>> start ENTRIES SUPPLIED

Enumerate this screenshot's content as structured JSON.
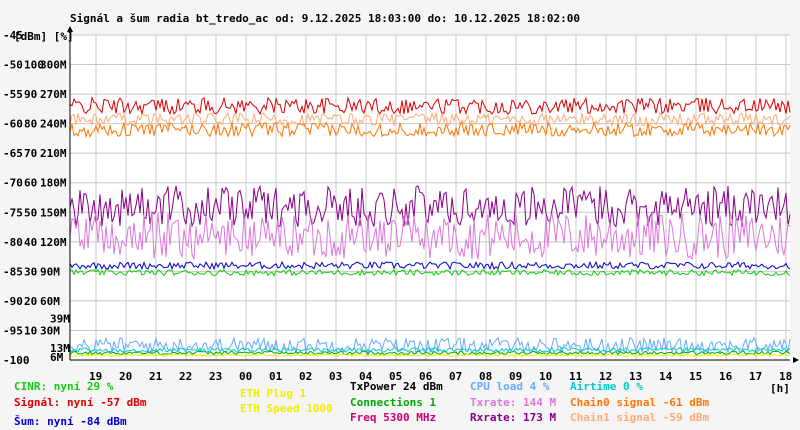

>> end ENTRIES SUPPLIED
>> start ENTRIES SUPPLIED

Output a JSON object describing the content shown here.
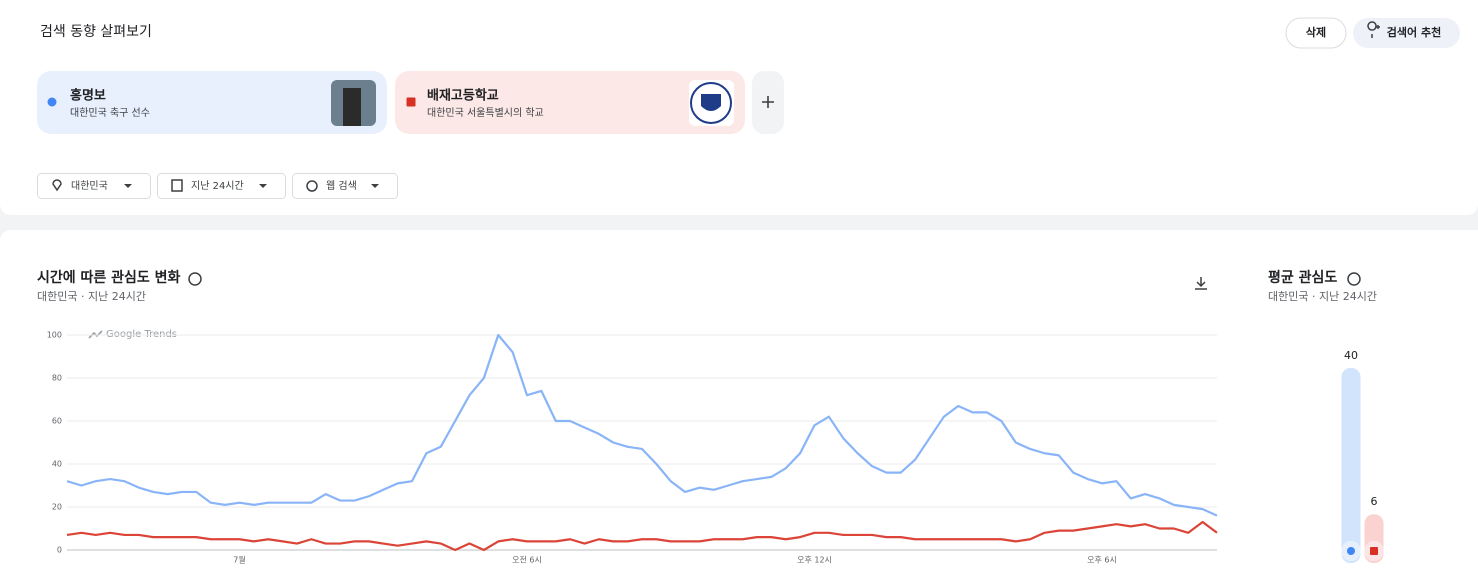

>> end ENTRIES SUPPLIED
>> start ENTRIES SUPPLIED

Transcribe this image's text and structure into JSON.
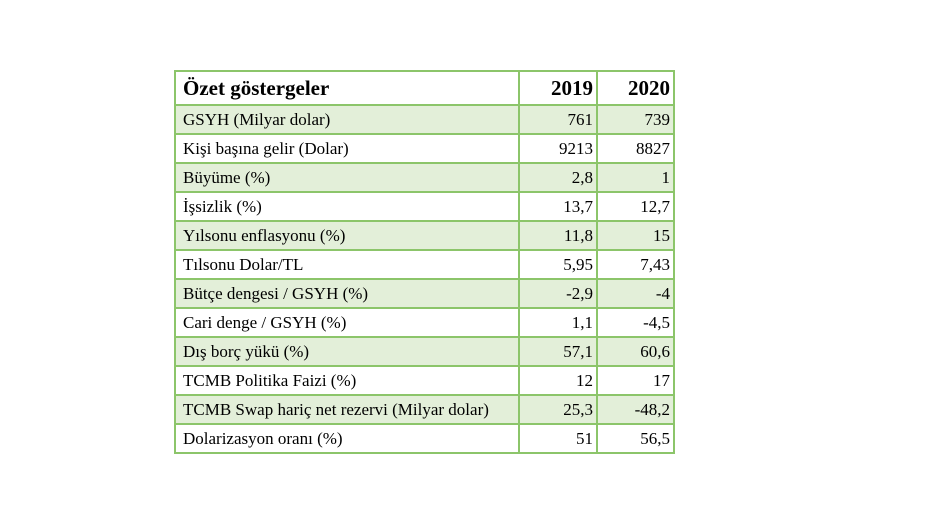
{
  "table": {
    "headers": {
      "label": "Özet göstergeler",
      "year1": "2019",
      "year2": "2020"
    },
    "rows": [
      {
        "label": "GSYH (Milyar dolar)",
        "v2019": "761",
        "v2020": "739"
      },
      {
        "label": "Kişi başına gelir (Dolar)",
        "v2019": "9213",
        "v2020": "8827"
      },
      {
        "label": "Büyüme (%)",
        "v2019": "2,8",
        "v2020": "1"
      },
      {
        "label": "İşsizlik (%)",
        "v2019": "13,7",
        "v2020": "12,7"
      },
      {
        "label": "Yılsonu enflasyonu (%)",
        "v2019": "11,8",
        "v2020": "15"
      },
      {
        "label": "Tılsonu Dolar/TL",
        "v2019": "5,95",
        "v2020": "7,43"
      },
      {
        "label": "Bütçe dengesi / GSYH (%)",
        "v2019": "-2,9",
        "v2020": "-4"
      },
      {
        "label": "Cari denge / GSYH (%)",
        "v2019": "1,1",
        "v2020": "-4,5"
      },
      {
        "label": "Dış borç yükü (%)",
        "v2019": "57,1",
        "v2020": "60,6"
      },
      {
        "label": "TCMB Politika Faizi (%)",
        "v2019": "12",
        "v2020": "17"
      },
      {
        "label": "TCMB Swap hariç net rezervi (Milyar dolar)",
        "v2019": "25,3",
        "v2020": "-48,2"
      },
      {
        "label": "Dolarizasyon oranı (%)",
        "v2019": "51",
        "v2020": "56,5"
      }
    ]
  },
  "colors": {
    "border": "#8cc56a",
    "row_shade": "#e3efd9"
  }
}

>> end ENTRIES SUPPLIED

_WRITTEN TASK_
Track down the lines that include the word "content" and copy them.

_EXPECTED ANSWER_
Enumerate this screenshot's content as structured JSON.
Output a JSON object describing the content shown here.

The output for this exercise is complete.